» **Written exercise**:
All lines in the data bearing the string "arrow" should be identified and copied.

» **Extracted entries**:
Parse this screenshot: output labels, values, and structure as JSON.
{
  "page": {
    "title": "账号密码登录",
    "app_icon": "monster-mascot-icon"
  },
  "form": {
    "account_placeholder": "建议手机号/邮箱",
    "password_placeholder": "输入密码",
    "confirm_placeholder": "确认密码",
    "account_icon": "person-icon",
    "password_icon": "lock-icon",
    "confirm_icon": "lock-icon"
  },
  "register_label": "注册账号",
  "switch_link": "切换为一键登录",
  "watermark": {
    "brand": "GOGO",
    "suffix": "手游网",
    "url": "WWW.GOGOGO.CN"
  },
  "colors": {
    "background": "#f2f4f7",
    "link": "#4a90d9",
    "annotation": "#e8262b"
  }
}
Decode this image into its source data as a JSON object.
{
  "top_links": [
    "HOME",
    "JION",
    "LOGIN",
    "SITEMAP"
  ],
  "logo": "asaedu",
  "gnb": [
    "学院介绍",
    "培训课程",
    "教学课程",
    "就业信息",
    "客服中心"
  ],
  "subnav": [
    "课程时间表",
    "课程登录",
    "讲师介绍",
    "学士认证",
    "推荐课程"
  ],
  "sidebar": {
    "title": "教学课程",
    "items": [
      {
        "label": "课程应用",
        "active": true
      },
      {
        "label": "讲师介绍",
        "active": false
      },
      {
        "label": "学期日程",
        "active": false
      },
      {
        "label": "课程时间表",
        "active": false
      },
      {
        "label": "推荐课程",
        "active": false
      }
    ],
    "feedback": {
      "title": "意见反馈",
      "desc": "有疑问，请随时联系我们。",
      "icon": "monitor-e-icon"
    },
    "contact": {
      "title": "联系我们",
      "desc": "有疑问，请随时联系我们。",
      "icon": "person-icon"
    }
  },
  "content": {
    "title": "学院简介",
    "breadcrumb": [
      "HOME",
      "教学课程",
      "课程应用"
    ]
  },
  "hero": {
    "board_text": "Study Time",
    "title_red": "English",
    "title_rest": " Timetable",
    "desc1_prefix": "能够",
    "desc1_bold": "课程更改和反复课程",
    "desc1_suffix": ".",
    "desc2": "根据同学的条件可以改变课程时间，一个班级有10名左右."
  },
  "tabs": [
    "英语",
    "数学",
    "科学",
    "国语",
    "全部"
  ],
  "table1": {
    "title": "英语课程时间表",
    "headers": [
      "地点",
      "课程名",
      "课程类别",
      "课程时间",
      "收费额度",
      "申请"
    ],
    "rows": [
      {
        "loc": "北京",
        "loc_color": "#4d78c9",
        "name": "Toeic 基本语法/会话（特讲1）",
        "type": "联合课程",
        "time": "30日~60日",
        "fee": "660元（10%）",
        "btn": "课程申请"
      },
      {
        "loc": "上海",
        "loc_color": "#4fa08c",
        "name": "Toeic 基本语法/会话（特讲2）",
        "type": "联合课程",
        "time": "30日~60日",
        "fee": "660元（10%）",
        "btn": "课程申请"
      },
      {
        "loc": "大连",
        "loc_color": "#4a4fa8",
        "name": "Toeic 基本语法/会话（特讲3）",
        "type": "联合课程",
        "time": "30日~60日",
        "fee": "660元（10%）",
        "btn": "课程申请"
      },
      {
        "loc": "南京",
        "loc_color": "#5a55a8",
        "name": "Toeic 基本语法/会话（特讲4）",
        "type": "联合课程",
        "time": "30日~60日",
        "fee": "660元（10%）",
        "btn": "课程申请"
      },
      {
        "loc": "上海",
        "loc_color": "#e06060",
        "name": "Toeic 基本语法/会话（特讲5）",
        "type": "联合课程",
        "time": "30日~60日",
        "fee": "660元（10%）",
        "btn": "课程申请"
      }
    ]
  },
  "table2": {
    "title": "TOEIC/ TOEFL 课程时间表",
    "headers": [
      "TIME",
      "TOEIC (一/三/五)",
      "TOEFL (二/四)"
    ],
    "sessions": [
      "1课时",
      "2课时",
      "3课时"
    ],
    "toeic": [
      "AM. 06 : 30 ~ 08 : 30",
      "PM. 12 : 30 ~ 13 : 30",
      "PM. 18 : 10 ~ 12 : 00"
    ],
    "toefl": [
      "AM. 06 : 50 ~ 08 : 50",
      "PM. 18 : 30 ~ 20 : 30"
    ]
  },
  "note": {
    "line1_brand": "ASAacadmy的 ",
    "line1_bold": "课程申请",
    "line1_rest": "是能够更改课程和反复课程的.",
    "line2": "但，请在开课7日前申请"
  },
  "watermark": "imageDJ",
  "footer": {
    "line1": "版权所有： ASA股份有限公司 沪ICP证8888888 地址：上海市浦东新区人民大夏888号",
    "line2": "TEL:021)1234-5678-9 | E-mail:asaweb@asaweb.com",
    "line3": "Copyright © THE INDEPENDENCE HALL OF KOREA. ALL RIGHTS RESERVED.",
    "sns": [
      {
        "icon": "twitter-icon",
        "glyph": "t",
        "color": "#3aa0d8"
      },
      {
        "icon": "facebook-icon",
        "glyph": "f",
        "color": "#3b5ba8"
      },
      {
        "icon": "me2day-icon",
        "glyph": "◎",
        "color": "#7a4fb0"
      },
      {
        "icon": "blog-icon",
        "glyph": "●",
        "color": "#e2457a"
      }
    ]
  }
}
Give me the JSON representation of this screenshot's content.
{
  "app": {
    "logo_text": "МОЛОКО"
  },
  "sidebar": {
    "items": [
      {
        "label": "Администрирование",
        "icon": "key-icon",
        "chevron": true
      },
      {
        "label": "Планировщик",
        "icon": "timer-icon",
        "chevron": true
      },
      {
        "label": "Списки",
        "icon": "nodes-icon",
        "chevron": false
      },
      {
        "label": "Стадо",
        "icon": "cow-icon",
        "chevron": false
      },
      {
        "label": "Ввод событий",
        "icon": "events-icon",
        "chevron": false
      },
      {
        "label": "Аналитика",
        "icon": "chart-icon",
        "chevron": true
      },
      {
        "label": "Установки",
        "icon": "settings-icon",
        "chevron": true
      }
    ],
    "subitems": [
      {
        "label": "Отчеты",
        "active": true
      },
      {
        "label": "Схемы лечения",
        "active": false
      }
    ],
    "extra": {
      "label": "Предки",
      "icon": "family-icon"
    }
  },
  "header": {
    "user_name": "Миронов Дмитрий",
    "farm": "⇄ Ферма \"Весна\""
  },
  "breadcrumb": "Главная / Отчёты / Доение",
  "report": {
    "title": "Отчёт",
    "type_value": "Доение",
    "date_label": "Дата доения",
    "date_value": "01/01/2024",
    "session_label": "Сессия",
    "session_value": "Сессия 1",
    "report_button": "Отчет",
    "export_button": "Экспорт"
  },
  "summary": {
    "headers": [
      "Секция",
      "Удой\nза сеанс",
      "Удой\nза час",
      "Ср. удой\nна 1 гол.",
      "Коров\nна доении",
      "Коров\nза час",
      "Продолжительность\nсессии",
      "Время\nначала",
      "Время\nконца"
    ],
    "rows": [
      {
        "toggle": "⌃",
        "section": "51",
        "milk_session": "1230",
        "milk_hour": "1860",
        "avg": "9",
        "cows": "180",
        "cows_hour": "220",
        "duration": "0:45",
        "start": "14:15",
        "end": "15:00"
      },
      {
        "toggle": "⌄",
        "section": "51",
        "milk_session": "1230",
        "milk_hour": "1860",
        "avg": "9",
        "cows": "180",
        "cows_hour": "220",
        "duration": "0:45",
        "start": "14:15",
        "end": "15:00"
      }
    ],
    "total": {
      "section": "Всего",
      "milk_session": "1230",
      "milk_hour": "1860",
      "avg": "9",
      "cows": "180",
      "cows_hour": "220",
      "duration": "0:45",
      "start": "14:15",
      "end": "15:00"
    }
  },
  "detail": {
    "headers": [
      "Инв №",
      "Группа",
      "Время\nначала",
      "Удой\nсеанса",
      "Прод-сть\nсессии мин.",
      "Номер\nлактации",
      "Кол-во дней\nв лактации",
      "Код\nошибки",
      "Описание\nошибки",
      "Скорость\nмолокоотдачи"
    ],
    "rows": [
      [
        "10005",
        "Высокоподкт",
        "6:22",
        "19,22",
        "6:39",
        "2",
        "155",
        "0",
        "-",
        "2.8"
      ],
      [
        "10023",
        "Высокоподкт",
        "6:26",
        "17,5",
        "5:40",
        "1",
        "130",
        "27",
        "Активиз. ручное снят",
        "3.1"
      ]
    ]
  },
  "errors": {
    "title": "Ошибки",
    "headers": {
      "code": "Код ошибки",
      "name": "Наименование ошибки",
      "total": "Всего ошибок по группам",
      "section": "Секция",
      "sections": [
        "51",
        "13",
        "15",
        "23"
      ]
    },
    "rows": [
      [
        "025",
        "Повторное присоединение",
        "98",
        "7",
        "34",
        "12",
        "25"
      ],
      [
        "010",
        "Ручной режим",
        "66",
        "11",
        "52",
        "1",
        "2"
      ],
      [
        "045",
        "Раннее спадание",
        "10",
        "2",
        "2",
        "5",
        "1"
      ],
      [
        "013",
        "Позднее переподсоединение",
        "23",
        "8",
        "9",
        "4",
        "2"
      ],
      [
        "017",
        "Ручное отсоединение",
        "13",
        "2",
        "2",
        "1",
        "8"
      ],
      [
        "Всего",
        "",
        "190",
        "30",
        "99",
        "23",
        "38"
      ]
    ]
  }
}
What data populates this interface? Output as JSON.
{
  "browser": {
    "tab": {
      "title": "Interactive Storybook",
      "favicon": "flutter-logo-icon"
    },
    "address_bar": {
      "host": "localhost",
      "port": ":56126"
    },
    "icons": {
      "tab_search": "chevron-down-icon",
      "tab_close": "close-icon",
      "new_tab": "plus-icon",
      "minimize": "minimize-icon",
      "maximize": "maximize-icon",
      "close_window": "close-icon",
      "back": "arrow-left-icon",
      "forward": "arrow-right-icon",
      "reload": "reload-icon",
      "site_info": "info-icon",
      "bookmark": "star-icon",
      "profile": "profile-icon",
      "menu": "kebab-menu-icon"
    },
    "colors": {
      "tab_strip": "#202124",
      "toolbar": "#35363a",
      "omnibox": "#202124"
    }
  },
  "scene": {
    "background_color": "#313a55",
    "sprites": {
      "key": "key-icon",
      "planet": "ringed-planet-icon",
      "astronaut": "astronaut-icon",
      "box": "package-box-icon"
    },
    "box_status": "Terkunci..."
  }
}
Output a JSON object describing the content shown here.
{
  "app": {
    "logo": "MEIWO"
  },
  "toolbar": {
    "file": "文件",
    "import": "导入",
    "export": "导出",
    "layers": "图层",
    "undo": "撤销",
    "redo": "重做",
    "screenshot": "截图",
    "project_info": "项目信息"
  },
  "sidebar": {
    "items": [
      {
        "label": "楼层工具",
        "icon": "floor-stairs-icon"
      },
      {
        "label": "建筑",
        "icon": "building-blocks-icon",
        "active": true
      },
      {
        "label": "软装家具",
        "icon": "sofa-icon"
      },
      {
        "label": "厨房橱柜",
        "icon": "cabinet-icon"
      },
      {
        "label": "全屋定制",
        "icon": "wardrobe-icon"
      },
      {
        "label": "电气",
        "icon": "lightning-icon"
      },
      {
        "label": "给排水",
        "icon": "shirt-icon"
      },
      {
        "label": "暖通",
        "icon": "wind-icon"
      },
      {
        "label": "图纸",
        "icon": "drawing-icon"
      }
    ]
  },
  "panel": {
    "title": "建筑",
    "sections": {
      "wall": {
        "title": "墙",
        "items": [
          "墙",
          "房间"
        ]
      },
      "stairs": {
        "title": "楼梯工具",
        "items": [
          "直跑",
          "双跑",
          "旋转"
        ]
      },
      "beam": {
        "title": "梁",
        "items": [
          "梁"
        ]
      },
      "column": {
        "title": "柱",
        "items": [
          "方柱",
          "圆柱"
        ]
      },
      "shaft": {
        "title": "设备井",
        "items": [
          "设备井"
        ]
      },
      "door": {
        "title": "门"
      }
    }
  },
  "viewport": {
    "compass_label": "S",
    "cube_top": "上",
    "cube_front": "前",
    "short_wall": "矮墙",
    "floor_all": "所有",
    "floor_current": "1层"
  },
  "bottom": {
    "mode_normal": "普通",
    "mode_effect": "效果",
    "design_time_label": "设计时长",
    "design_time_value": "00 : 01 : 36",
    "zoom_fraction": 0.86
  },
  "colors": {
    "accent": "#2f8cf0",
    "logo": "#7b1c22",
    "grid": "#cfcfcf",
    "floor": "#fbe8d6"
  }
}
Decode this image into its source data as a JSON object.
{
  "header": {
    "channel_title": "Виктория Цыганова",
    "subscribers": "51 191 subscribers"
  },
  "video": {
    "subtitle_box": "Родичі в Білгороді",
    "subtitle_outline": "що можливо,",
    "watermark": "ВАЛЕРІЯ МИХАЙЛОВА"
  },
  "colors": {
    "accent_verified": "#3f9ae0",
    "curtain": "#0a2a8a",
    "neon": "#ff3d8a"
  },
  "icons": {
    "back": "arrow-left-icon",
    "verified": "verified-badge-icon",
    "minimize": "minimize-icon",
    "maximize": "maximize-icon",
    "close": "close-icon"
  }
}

» **Task output**:
      "back": "arrow-left-icon",
      "forward": "arrow-right-icon",
    "back": "arrow-left-icon",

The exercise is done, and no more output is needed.